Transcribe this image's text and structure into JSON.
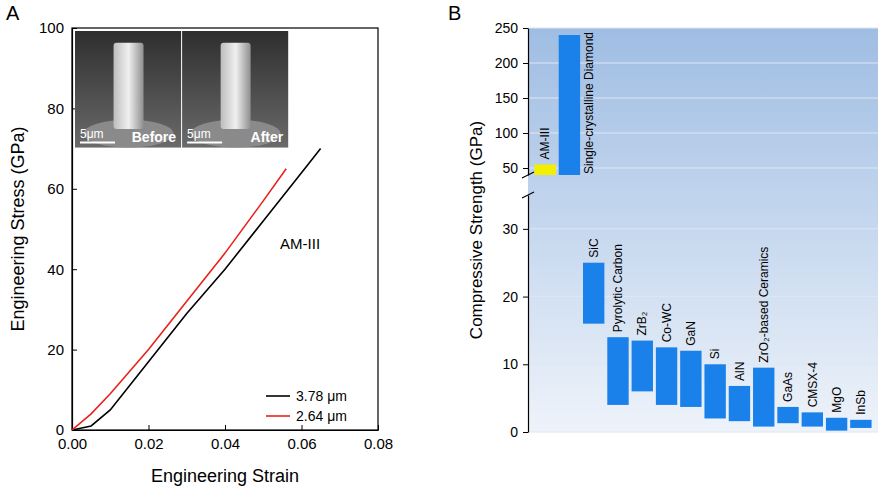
{
  "chart_data": [
    {
      "type": "line",
      "panel_label": "A",
      "xlabel": "Engineering Strain",
      "ylabel": "Engineering Stress (GPa)",
      "xlim": [
        0,
        0.08
      ],
      "xticks": [
        {
          "value": 0,
          "label": "0.00"
        },
        {
          "value": 0.02,
          "label": "0.02"
        },
        {
          "value": 0.04,
          "label": "0.04"
        },
        {
          "value": 0.06,
          "label": "0.06"
        },
        {
          "value": 0.08,
          "label": "0.08"
        }
      ],
      "ylim": [
        0,
        100
      ],
      "yticks": [
        0,
        20,
        40,
        60,
        80,
        100
      ],
      "series": [
        {
          "name": "3.78 μm",
          "color": "#000000",
          "x": [
            0,
            0.005,
            0.01,
            0.02,
            0.03,
            0.04,
            0.05,
            0.06,
            0.065
          ],
          "values": [
            0,
            1,
            5,
            17,
            29,
            40,
            52,
            64,
            70
          ]
        },
        {
          "name": "2.64 μm",
          "color": "#e8221b",
          "x": [
            0,
            0.005,
            0.01,
            0.02,
            0.03,
            0.04,
            0.05,
            0.056
          ],
          "values": [
            0,
            4,
            9,
            20,
            32,
            44,
            57,
            65
          ]
        }
      ],
      "legend": "lower right",
      "annotations": [
        "AM-III"
      ],
      "inset": {
        "panels": [
          "Before",
          "After"
        ],
        "scale_bar": "5μm"
      }
    },
    {
      "type": "range_bar",
      "panel_label": "B",
      "ylabel": "Compressive Strength (GPa)",
      "categories": [
        "AM-III",
        "Single-crystalline Diamond",
        "SiC",
        "Pyrolytic Carbon",
        "ZrB₂",
        "Co-WC",
        "GaN",
        "Si",
        "AlN",
        "ZrO₂-based Ceramics",
        "GaAs",
        "CMSX-4",
        "MgO",
        "InSb"
      ],
      "low": [
        40,
        40,
        16,
        4,
        6,
        4,
        3.7,
        2,
        1.6,
        0.8,
        1.3,
        0.8,
        0.2,
        0.6
      ],
      "high": [
        55,
        240,
        25,
        14,
        13.5,
        12.5,
        12,
        10,
        6.8,
        9.5,
        3.7,
        2.9,
        2.1,
        1.8
      ],
      "colors": [
        "#f2f000",
        "#1a80ea",
        "#1a80ea",
        "#1a80ea",
        "#1a80ea",
        "#1a80ea",
        "#1a80ea",
        "#1a80ea",
        "#1a80ea",
        "#1a80ea",
        "#1a80ea",
        "#1a80ea",
        "#1a80ea",
        "#1a80ea"
      ],
      "segments": [
        {
          "ylim": [
            0,
            35
          ],
          "yticks": [
            0,
            10,
            20,
            30
          ]
        },
        {
          "ylim": [
            40,
            250
          ],
          "yticks": [
            50,
            100,
            150,
            200,
            250
          ]
        }
      ],
      "grid": true,
      "tick_labels": "y"
    }
  ]
}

WHAT IS NEEDED ▸
Without the pictures, print the records in full, exactly as they appear.

WRITTEN SOLUTION ▸
Transcribe this image's text and structure into JSON.
{
  "chart_data": [
    {
      "type": "line",
      "panel_label": "A",
      "xlabel": "Engineering Strain",
      "ylabel": "Engineering Stress (GPa)",
      "xlim": [
        0,
        0.08
      ],
      "xticks": [
        {
          "value": 0,
          "label": "0.00"
        },
        {
          "value": 0.02,
          "label": "0.02"
        },
        {
          "value": 0.04,
          "label": "0.04"
        },
        {
          "value": 0.06,
          "label": "0.06"
        },
        {
          "value": 0.08,
          "label": "0.08"
        }
      ],
      "ylim": [
        0,
        100
      ],
      "yticks": [
        0,
        20,
        40,
        60,
        80,
        100
      ],
      "series": [
        {
          "name": "3.78 μm",
          "color": "#000000",
          "x": [
            0,
            0.005,
            0.01,
            0.02,
            0.03,
            0.04,
            0.05,
            0.06,
            0.065
          ],
          "values": [
            0,
            1,
            5,
            17,
            29,
            40,
            52,
            64,
            70
          ]
        },
        {
          "name": "2.64 μm",
          "color": "#e8221b",
          "x": [
            0,
            0.005,
            0.01,
            0.02,
            0.03,
            0.04,
            0.05,
            0.056
          ],
          "values": [
            0,
            4,
            9,
            20,
            32,
            44,
            57,
            65
          ]
        }
      ],
      "legend": "lower right",
      "annotations": [
        "AM-III"
      ],
      "inset": {
        "panels": [
          "Before",
          "After"
        ],
        "scale_bar": "5μm"
      }
    },
    {
      "type": "range_bar",
      "panel_label": "B",
      "ylabel": "Compressive Strength (GPa)",
      "categories": [
        "AM-III",
        "Single-crystalline Diamond",
        "SiC",
        "Pyrolytic Carbon",
        "ZrB₂",
        "Co-WC",
        "GaN",
        "Si",
        "AlN",
        "ZrO₂-based Ceramics",
        "GaAs",
        "CMSX-4",
        "MgO",
        "InSb"
      ],
      "low": [
        40,
        40,
        16,
        4,
        6,
        4,
        3.7,
        2,
        1.6,
        0.8,
        1.3,
        0.8,
        0.2,
        0.6
      ],
      "high": [
        55,
        240,
        25,
        14,
        13.5,
        12.5,
        12,
        10,
        6.8,
        9.5,
        3.7,
        2.9,
        2.1,
        1.8
      ],
      "colors": [
        "#f2f000",
        "#1a80ea",
        "#1a80ea",
        "#1a80ea",
        "#1a80ea",
        "#1a80ea",
        "#1a80ea",
        "#1a80ea",
        "#1a80ea",
        "#1a80ea",
        "#1a80ea",
        "#1a80ea",
        "#1a80ea",
        "#1a80ea"
      ],
      "segments": [
        {
          "ylim": [
            0,
            35
          ],
          "yticks": [
            0,
            10,
            20,
            30
          ]
        },
        {
          "ylim": [
            40,
            250
          ],
          "yticks": [
            50,
            100,
            150,
            200,
            250
          ]
        }
      ],
      "grid": true,
      "tick_labels": "y"
    }
  ]
}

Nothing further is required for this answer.